Images appear in the records below; leave them out and repeat everything else exactly.

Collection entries
=====

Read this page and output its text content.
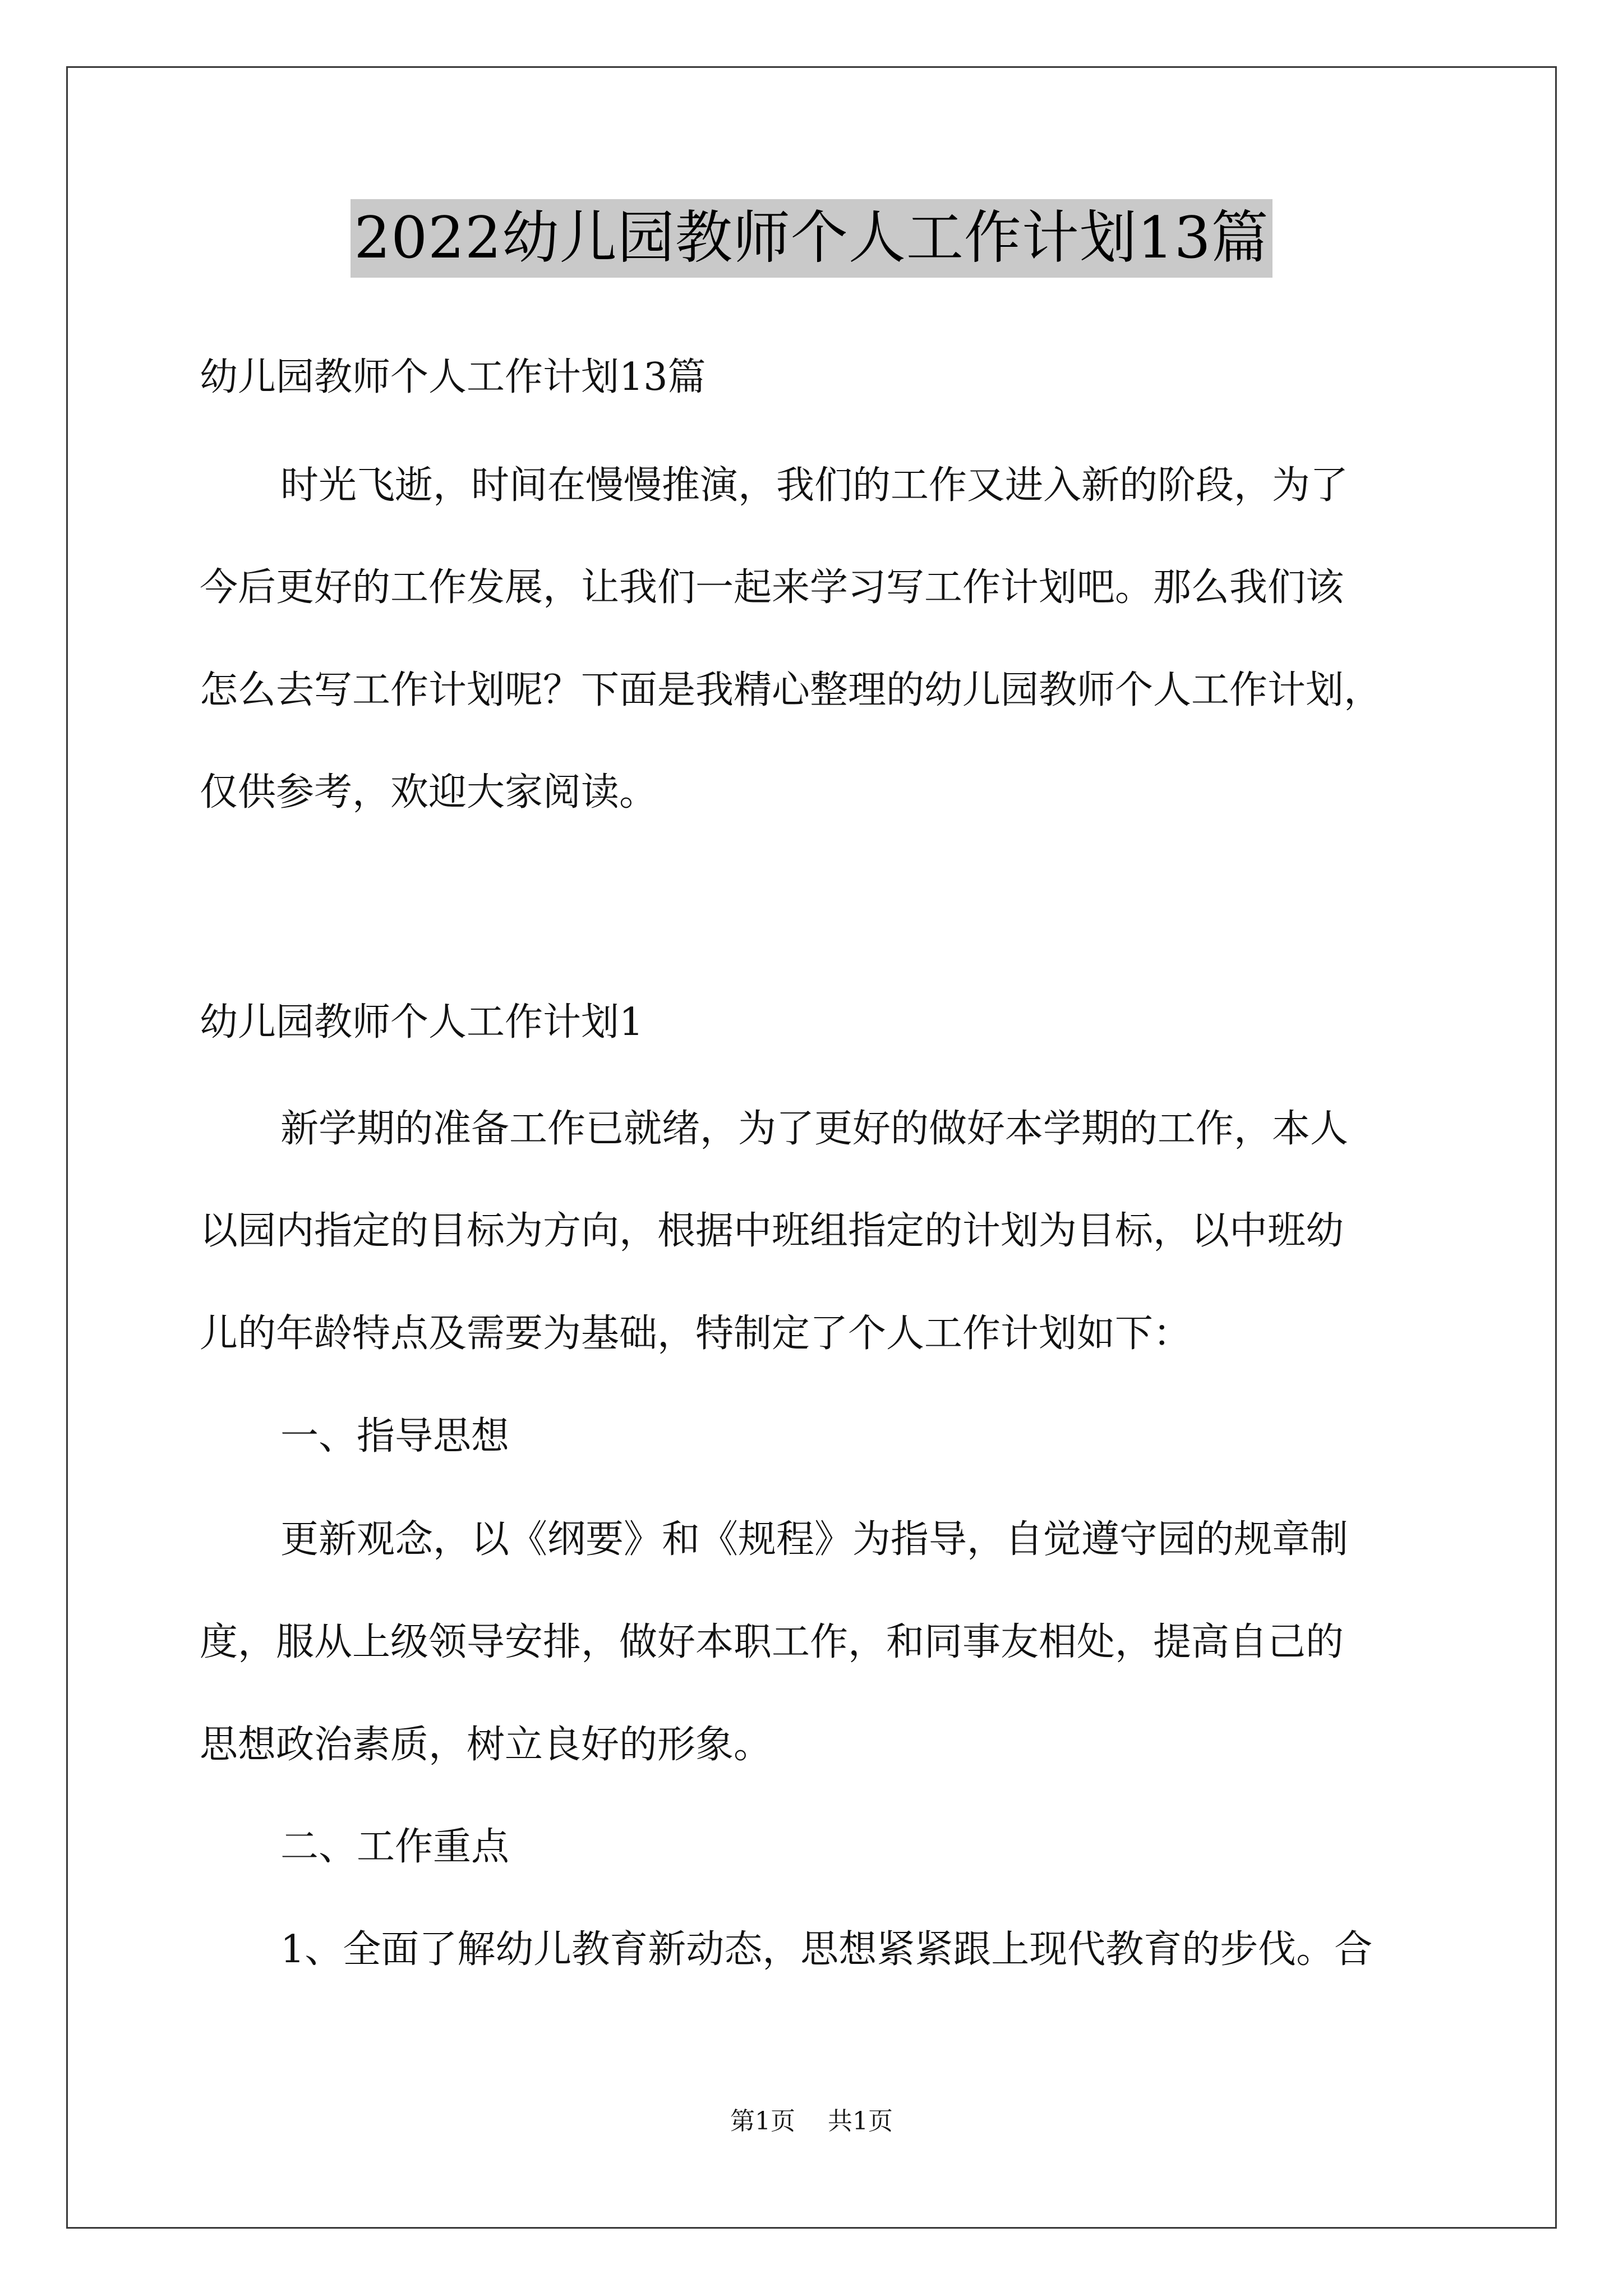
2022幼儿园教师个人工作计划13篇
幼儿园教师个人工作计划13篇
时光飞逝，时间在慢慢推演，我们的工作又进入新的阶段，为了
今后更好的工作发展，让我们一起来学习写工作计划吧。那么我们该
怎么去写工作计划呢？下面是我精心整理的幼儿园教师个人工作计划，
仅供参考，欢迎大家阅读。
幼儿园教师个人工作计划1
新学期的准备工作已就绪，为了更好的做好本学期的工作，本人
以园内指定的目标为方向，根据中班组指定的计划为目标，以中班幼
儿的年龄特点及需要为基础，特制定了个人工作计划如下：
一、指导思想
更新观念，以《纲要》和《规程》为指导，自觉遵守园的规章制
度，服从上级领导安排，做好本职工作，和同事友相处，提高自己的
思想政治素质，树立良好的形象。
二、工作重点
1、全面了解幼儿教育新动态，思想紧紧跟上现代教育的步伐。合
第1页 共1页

=====

▶ **Full response**
Read this page and output its text content.
2022幼儿园教师个人工作计划13篇
幼儿园教师个人工作计划13篇
时光飞逝，时间在慢慢推演，我们的工作又进入新的阶段，为了
今后更好的工作发展，让我们一起来学习写工作计划吧。那么我们该
怎么去写工作计划呢？下面是我精心整理的幼儿园教师个人工作计划，
仅供参考，欢迎大家阅读。
幼儿园教师个人工作计划1
新学期的准备工作已就绪，为了更好的做好本学期的工作，本人
以园内指定的目标为方向，根据中班组指定的计划为目标，以中班幼
儿的年龄特点及需要为基础，特制定了个人工作计划如下：
一、指导思想
更新观念，以《纲要》和《规程》为指导，自觉遵守园的规章制
度，服从上级领导安排，做好本职工作，和同事友相处，提高自己的
思想政治素质，树立良好的形象。
二、工作重点
1、全面了解幼儿教育新动态，思想紧紧跟上现代教育的步伐。合
第1页 共1页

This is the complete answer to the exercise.